» **AVAILABLE RECORDS**
— Start —

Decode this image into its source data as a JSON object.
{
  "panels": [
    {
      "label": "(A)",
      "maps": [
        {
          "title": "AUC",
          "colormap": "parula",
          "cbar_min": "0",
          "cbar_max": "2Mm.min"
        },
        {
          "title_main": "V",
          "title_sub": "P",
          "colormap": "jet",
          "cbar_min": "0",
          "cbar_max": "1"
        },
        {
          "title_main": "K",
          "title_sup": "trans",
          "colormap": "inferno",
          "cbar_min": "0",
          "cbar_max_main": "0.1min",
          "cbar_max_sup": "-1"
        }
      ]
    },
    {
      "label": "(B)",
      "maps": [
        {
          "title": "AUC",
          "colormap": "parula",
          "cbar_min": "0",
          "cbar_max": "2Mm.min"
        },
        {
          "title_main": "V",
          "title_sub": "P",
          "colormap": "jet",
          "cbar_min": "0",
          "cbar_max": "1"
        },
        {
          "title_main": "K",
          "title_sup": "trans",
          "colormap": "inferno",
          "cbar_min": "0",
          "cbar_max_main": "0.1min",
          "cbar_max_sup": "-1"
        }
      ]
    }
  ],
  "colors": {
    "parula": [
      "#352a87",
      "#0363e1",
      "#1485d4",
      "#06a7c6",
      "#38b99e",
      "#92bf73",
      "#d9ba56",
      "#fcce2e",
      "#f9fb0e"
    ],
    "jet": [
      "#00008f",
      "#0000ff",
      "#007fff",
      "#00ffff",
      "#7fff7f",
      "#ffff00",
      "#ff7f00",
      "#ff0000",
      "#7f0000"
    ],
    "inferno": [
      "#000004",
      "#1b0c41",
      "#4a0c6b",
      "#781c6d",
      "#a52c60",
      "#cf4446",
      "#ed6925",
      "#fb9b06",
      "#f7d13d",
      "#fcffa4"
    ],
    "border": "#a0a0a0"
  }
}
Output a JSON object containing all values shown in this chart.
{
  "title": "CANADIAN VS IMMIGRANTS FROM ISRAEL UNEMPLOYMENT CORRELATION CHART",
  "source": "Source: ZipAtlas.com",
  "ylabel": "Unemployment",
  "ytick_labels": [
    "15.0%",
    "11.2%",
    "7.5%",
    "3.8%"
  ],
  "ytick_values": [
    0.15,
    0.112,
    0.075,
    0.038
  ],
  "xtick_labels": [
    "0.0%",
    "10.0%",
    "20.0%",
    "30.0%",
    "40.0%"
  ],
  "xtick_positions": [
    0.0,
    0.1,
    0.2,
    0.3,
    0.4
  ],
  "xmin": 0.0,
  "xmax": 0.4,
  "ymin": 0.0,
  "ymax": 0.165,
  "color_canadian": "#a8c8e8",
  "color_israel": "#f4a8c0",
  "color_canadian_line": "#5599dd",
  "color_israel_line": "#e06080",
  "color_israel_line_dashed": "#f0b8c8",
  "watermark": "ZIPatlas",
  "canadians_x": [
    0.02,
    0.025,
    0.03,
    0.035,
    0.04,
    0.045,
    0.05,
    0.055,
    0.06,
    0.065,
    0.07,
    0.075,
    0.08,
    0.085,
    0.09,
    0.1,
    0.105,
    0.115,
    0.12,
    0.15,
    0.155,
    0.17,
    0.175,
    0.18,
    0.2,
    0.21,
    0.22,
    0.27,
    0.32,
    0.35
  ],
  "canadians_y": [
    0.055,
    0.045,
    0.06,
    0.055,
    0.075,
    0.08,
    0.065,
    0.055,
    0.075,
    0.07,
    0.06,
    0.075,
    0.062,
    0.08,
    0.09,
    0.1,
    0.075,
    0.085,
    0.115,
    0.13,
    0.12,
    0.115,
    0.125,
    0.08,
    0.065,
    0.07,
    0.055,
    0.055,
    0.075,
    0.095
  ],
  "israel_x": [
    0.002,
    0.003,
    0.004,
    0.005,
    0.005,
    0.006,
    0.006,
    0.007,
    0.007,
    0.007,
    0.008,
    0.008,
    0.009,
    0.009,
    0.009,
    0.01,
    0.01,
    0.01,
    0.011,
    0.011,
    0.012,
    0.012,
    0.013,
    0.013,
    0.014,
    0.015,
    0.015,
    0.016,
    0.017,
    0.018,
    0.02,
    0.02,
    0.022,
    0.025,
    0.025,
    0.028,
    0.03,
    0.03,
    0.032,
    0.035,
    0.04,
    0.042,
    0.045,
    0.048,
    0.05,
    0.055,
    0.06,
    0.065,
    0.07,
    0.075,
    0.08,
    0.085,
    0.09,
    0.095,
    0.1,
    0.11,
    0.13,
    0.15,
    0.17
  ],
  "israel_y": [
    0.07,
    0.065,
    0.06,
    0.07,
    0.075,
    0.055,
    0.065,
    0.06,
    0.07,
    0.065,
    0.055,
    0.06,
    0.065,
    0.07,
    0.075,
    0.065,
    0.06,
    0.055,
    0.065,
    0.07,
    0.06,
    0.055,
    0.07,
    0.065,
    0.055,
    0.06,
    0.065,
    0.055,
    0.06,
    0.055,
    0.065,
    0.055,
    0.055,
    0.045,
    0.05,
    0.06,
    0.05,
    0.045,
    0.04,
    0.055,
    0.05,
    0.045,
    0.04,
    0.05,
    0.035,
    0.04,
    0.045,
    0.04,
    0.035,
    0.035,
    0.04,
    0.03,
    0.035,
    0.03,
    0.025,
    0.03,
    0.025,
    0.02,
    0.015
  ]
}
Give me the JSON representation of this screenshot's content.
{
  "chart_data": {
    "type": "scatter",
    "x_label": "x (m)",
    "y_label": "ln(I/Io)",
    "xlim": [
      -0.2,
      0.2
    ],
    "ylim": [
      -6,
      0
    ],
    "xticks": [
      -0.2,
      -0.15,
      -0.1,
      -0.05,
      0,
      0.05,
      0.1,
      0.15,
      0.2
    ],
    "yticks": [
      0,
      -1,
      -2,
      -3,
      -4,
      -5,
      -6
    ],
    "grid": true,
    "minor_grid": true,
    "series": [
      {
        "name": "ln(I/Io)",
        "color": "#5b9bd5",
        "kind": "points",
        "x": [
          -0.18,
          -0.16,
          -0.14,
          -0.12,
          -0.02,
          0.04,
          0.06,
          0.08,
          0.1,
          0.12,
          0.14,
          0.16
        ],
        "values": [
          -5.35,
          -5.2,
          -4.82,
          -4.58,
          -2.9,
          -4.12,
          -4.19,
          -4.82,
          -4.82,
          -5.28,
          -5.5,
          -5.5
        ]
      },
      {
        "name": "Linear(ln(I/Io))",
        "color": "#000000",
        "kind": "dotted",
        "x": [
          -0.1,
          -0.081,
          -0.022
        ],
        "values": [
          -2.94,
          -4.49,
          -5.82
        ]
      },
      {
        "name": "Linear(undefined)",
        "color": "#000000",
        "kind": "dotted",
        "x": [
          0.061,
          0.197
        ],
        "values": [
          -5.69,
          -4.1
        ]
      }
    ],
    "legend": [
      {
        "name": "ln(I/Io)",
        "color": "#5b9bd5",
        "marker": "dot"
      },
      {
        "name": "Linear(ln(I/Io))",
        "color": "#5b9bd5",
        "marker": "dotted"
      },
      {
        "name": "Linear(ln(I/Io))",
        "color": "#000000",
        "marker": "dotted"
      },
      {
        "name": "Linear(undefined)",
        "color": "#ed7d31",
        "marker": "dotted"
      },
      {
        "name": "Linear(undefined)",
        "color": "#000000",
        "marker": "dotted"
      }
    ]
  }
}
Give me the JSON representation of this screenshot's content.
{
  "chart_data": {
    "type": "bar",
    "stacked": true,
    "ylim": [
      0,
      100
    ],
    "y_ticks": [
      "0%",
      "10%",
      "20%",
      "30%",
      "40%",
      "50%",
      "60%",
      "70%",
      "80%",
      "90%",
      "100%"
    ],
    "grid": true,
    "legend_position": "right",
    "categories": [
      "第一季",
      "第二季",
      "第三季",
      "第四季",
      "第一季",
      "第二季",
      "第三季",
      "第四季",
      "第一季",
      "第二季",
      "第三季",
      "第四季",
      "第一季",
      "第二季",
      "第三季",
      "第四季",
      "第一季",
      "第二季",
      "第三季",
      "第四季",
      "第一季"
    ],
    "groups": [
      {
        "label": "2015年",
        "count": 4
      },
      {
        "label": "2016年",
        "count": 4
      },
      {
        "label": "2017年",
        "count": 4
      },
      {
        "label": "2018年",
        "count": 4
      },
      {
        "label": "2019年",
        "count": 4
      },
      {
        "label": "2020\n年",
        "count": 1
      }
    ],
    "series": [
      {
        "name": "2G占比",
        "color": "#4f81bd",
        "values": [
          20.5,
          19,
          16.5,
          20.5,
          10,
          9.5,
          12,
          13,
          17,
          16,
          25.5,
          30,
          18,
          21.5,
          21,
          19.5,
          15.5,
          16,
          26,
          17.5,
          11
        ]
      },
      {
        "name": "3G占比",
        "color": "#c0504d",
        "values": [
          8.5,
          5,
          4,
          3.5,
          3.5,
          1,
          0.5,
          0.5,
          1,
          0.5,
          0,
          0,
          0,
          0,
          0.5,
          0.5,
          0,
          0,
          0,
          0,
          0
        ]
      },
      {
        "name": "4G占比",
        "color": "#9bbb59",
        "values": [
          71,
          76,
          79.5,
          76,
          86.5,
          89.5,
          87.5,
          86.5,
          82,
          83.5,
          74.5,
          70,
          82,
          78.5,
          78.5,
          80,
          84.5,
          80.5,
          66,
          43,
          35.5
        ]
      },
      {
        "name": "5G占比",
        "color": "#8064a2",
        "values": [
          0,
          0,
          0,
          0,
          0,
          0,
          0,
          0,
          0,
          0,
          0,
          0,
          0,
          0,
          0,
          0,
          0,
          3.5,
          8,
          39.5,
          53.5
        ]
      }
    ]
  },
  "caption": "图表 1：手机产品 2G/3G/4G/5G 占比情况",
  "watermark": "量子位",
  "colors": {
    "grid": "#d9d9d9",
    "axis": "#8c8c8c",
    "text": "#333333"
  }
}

— End —

» **THE REQUEST**
Gather all lines from the records above in which "object" appears.

» **RESPONSE TO THE TASK**
Decode this image into its source data as a JSON object.
Output a JSON object containing all values shown in this chart.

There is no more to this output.